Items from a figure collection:

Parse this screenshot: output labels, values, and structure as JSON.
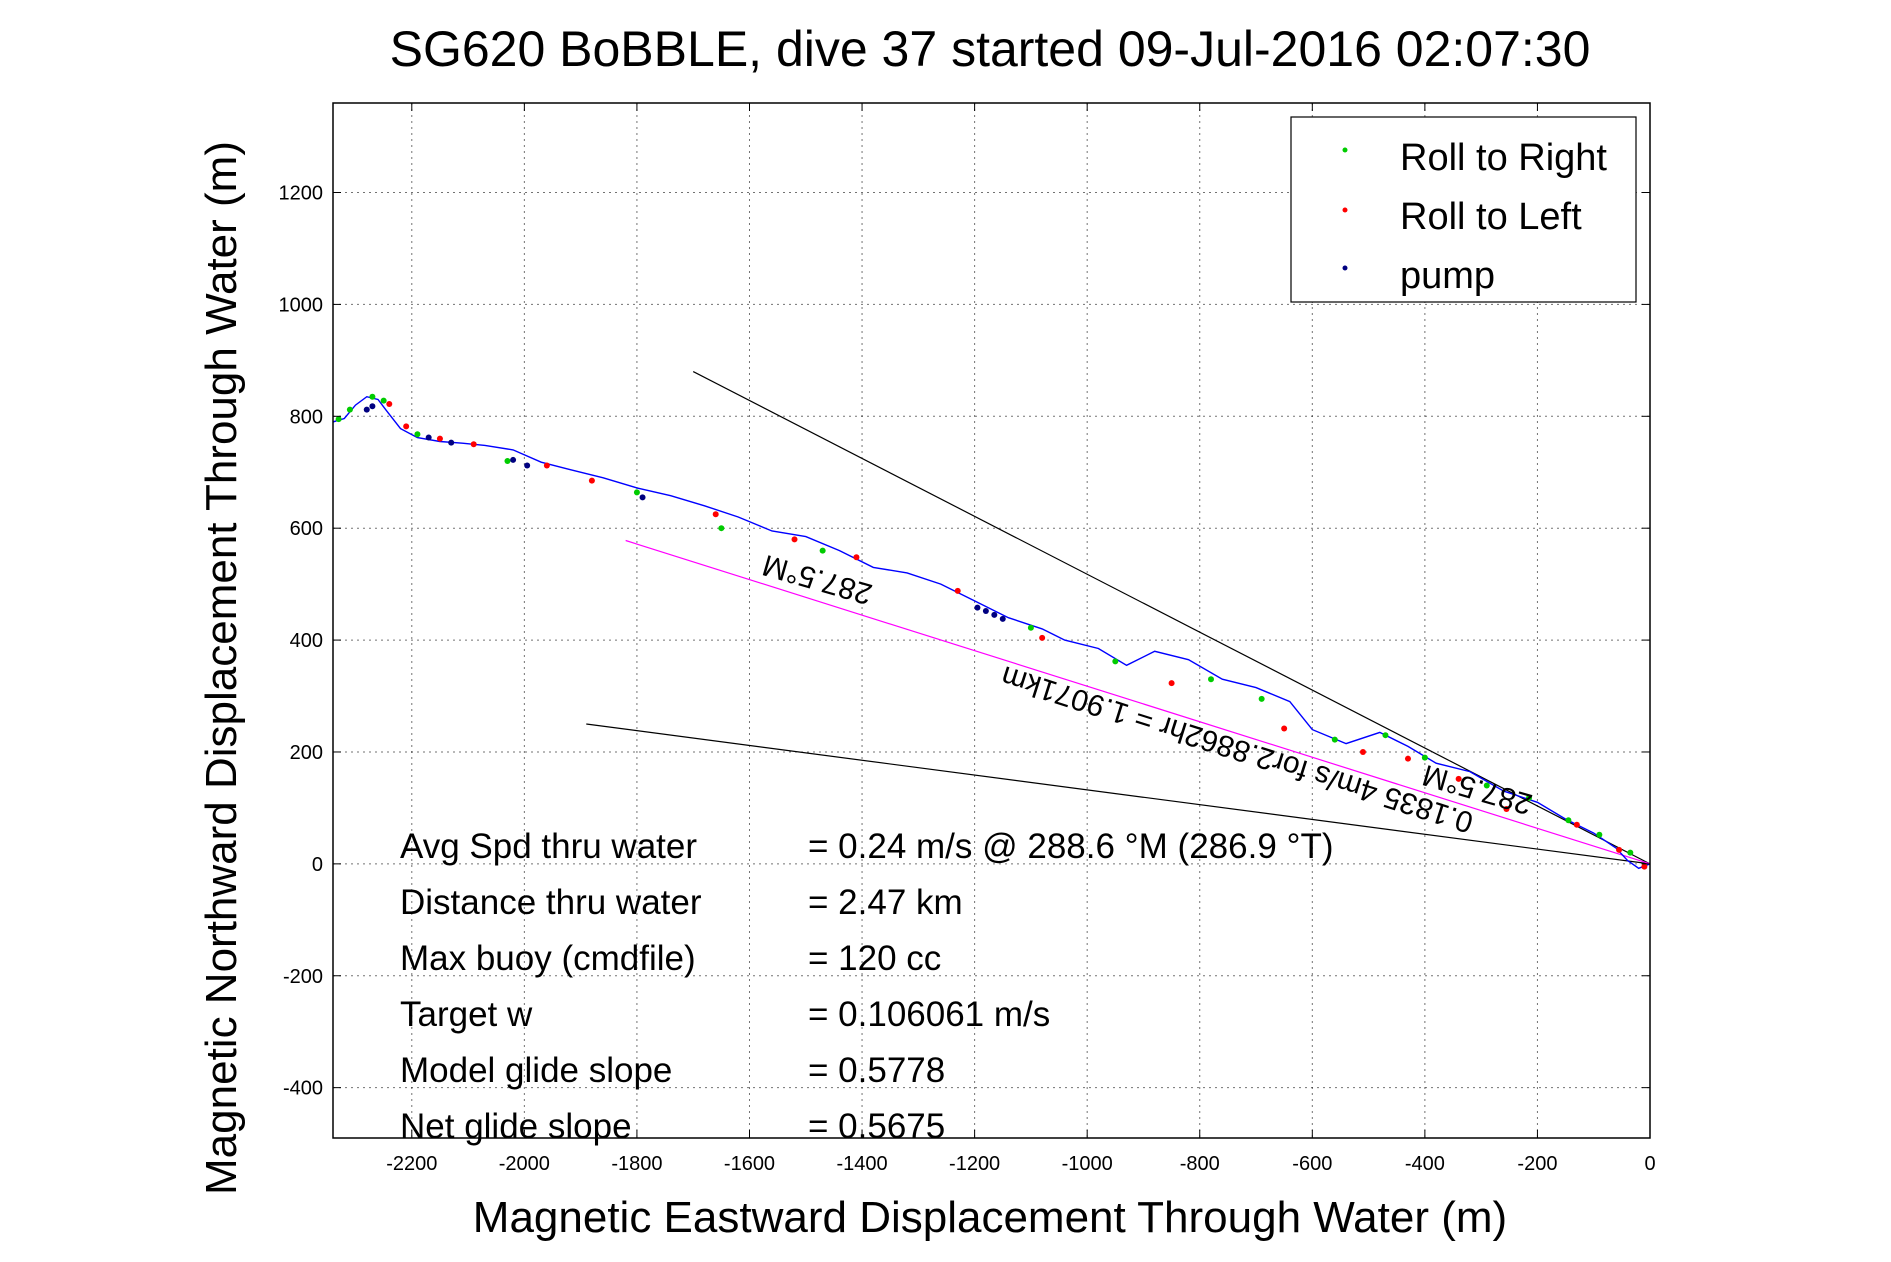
{
  "chart_data": {
    "type": "line",
    "title": "SG620 BoBBLE, dive 37 started 09-Jul-2016 02:07:30",
    "xlabel": "Magnetic Eastward Displacement Through Water (m)",
    "ylabel": "Magnetic Northward Displacement Through Water (m)",
    "xlim": [
      -2340,
      0
    ],
    "ylim": [
      -490,
      1360
    ],
    "xticks": [
      -2200,
      -2000,
      -1800,
      -1600,
      -1400,
      -1200,
      -1000,
      -800,
      -600,
      -400,
      -200,
      0
    ],
    "yticks": [
      -400,
      -200,
      0,
      200,
      400,
      600,
      800,
      1000,
      1200
    ],
    "xtick_labels": [
      "-2200",
      "-2000",
      "-1800",
      "-1600",
      "-1400",
      "-1200",
      "-1000",
      "-800",
      "-600",
      "-400",
      "-200",
      "0"
    ],
    "ytick_labels": [
      "-400",
      "-200",
      "0",
      "200",
      "400",
      "600",
      "800",
      "1000",
      "1200"
    ],
    "grid": true,
    "legend_position": "top-right",
    "legend": [
      {
        "label": "Roll to Right",
        "color": "#00cc00"
      },
      {
        "label": "Roll to Left",
        "color": "#ff0000"
      },
      {
        "label": "pump",
        "color": "#000080"
      }
    ],
    "track": {
      "name": "track",
      "color": "#0000ff",
      "x": [
        0,
        -20,
        -40,
        -60,
        -100,
        -150,
        -200,
        -260,
        -320,
        -380,
        -430,
        -480,
        -540,
        -600,
        -640,
        -700,
        -760,
        -820,
        -880,
        -930,
        -980,
        -1040,
        -1080,
        -1140,
        -1200,
        -1260,
        -1320,
        -1380,
        -1440,
        -1500,
        -1560,
        -1620,
        -1680,
        -1740,
        -1800,
        -1860,
        -1920,
        -1970,
        -2020,
        -2070,
        -2110,
        -2150,
        -2190,
        -2220,
        -2245,
        -2260,
        -2280,
        -2300,
        -2320,
        -2340
      ],
      "y": [
        0,
        -8,
        6,
        28,
        55,
        80,
        110,
        130,
        165,
        180,
        210,
        235,
        215,
        240,
        290,
        315,
        330,
        365,
        380,
        355,
        385,
        400,
        420,
        440,
        470,
        500,
        520,
        530,
        560,
        585,
        595,
        620,
        640,
        658,
        672,
        690,
        705,
        718,
        740,
        748,
        752,
        755,
        762,
        778,
        810,
        830,
        835,
        820,
        796,
        790
      ]
    },
    "roll_right": {
      "x": [
        -35,
        -90,
        -145,
        -215,
        -290,
        -400,
        -470,
        -560,
        -690,
        -780,
        -950,
        -1100,
        -1470,
        -1650,
        -1800,
        -2030,
        -2190,
        -2250,
        -2270,
        -2310,
        -2330
      ],
      "y": [
        20,
        52,
        78,
        118,
        140,
        190,
        230,
        222,
        295,
        330,
        362,
        422,
        560,
        600,
        664,
        720,
        768,
        828,
        835,
        812,
        795
      ]
    },
    "roll_left": {
      "x": [
        -10,
        -55,
        -130,
        -255,
        -340,
        -430,
        -510,
        -650,
        -850,
        -1080,
        -1230,
        -1410,
        -1520,
        -1660,
        -1880,
        -1960,
        -2090,
        -2150,
        -2210,
        -2240
      ],
      "y": [
        -5,
        25,
        70,
        98,
        152,
        188,
        200,
        242,
        323,
        404,
        488,
        548,
        580,
        625,
        685,
        712,
        750,
        760,
        782,
        822
      ]
    },
    "pump": {
      "x": [
        -1150,
        -1165,
        -1180,
        -1195,
        -1790,
        -1995,
        -2020,
        -2130,
        -2170,
        -2270,
        -2280
      ],
      "y": [
        438,
        445,
        452,
        458,
        655,
        712,
        722,
        753,
        762,
        818,
        812
      ]
    },
    "reference_lines": [
      {
        "name": "upper heading line",
        "color": "#000000",
        "x": [
          0,
          -1700
        ],
        "y": [
          0,
          880
        ]
      },
      {
        "name": "lower heading line",
        "color": "#000000",
        "x": [
          0,
          -1890
        ],
        "y": [
          0,
          250
        ]
      },
      {
        "name": "mean track line",
        "color": "#ff00ff",
        "x": [
          0,
          -1820
        ],
        "y": [
          0,
          578
        ]
      }
    ],
    "annotations": {
      "heading_upper": "287.5°M",
      "heading_lower": "287.5°M",
      "speed_line": "0.1835 4m/s for2.8862hr = 1.9071km"
    },
    "stats": [
      {
        "label": "Avg Spd thru water",
        "value": "=  0.24 m/s @ 288.6 °M (286.9 °T)"
      },
      {
        "label": "Distance thru water",
        "value": "=  2.47 km"
      },
      {
        "label": "Max buoy (cmdfile)",
        "value": "= 120 cc"
      },
      {
        "label": "Target w",
        "value": "= 0.106061 m/s"
      },
      {
        "label": "Model glide slope",
        "value": "= 0.5778"
      },
      {
        "label": "Net glide slope",
        "value": "= 0.5675"
      }
    ]
  }
}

**Your objective**
Without including the pictures, reproduce all entries exactly.

**Output of the exercise**
Parse this screenshot: output labels, values, and structure as JSON.
{
  "chart_data": {
    "type": "line",
    "title": "SG620 BoBBLE, dive 37 started 09-Jul-2016 02:07:30",
    "xlabel": "Magnetic Eastward Displacement Through Water (m)",
    "ylabel": "Magnetic Northward Displacement Through Water (m)",
    "xlim": [
      -2340,
      0
    ],
    "ylim": [
      -490,
      1360
    ],
    "xticks": [
      -2200,
      -2000,
      -1800,
      -1600,
      -1400,
      -1200,
      -1000,
      -800,
      -600,
      -400,
      -200,
      0
    ],
    "yticks": [
      -400,
      -200,
      0,
      200,
      400,
      600,
      800,
      1000,
      1200
    ],
    "xtick_labels": [
      "-2200",
      "-2000",
      "-1800",
      "-1600",
      "-1400",
      "-1200",
      "-1000",
      "-800",
      "-600",
      "-400",
      "-200",
      "0"
    ],
    "ytick_labels": [
      "-400",
      "-200",
      "0",
      "200",
      "400",
      "600",
      "800",
      "1000",
      "1200"
    ],
    "grid": true,
    "legend_position": "top-right",
    "legend": [
      {
        "label": "Roll to Right",
        "color": "#00cc00"
      },
      {
        "label": "Roll to Left",
        "color": "#ff0000"
      },
      {
        "label": "pump",
        "color": "#000080"
      }
    ],
    "track": {
      "name": "track",
      "color": "#0000ff",
      "x": [
        0,
        -20,
        -40,
        -60,
        -100,
        -150,
        -200,
        -260,
        -320,
        -380,
        -430,
        -480,
        -540,
        -600,
        -640,
        -700,
        -760,
        -820,
        -880,
        -930,
        -980,
        -1040,
        -1080,
        -1140,
        -1200,
        -1260,
        -1320,
        -1380,
        -1440,
        -1500,
        -1560,
        -1620,
        -1680,
        -1740,
        -1800,
        -1860,
        -1920,
        -1970,
        -2020,
        -2070,
        -2110,
        -2150,
        -2190,
        -2220,
        -2245,
        -2260,
        -2280,
        -2300,
        -2320,
        -2340
      ],
      "y": [
        0,
        -8,
        6,
        28,
        55,
        80,
        110,
        130,
        165,
        180,
        210,
        235,
        215,
        240,
        290,
        315,
        330,
        365,
        380,
        355,
        385,
        400,
        420,
        440,
        470,
        500,
        520,
        530,
        560,
        585,
        595,
        620,
        640,
        658,
        672,
        690,
        705,
        718,
        740,
        748,
        752,
        755,
        762,
        778,
        810,
        830,
        835,
        820,
        796,
        790
      ]
    },
    "roll_right": {
      "x": [
        -35,
        -90,
        -145,
        -215,
        -290,
        -400,
        -470,
        -560,
        -690,
        -780,
        -950,
        -1100,
        -1470,
        -1650,
        -1800,
        -2030,
        -2190,
        -2250,
        -2270,
        -2310,
        -2330
      ],
      "y": [
        20,
        52,
        78,
        118,
        140,
        190,
        230,
        222,
        295,
        330,
        362,
        422,
        560,
        600,
        664,
        720,
        768,
        828,
        835,
        812,
        795
      ]
    },
    "roll_left": {
      "x": [
        -10,
        -55,
        -130,
        -255,
        -340,
        -430,
        -510,
        -650,
        -850,
        -1080,
        -1230,
        -1410,
        -1520,
        -1660,
        -1880,
        -1960,
        -2090,
        -2150,
        -2210,
        -2240
      ],
      "y": [
        -5,
        25,
        70,
        98,
        152,
        188,
        200,
        242,
        323,
        404,
        488,
        548,
        580,
        625,
        685,
        712,
        750,
        760,
        782,
        822
      ]
    },
    "pump": {
      "x": [
        -1150,
        -1165,
        -1180,
        -1195,
        -1790,
        -1995,
        -2020,
        -2130,
        -2170,
        -2270,
        -2280
      ],
      "y": [
        438,
        445,
        452,
        458,
        655,
        712,
        722,
        753,
        762,
        818,
        812
      ]
    },
    "reference_lines": [
      {
        "name": "upper heading line",
        "color": "#000000",
        "x": [
          0,
          -1700
        ],
        "y": [
          0,
          880
        ]
      },
      {
        "name": "lower heading line",
        "color": "#000000",
        "x": [
          0,
          -1890
        ],
        "y": [
          0,
          250
        ]
      },
      {
        "name": "mean track line",
        "color": "#ff00ff",
        "x": [
          0,
          -1820
        ],
        "y": [
          0,
          578
        ]
      }
    ],
    "annotations": {
      "heading_upper": "287.5°M",
      "heading_lower": "287.5°M",
      "speed_line": "0.1835 4m/s for2.8862hr = 1.9071km"
    },
    "stats": [
      {
        "label": "Avg Spd thru water",
        "value": "=  0.24 m/s @ 288.6 °M (286.9 °T)"
      },
      {
        "label": "Distance thru water",
        "value": "=  2.47 km"
      },
      {
        "label": "Max buoy (cmdfile)",
        "value": "= 120 cc"
      },
      {
        "label": "Target w",
        "value": "= 0.106061 m/s"
      },
      {
        "label": "Model glide slope",
        "value": "= 0.5778"
      },
      {
        "label": "Net glide slope",
        "value": "= 0.5675"
      }
    ]
  }
}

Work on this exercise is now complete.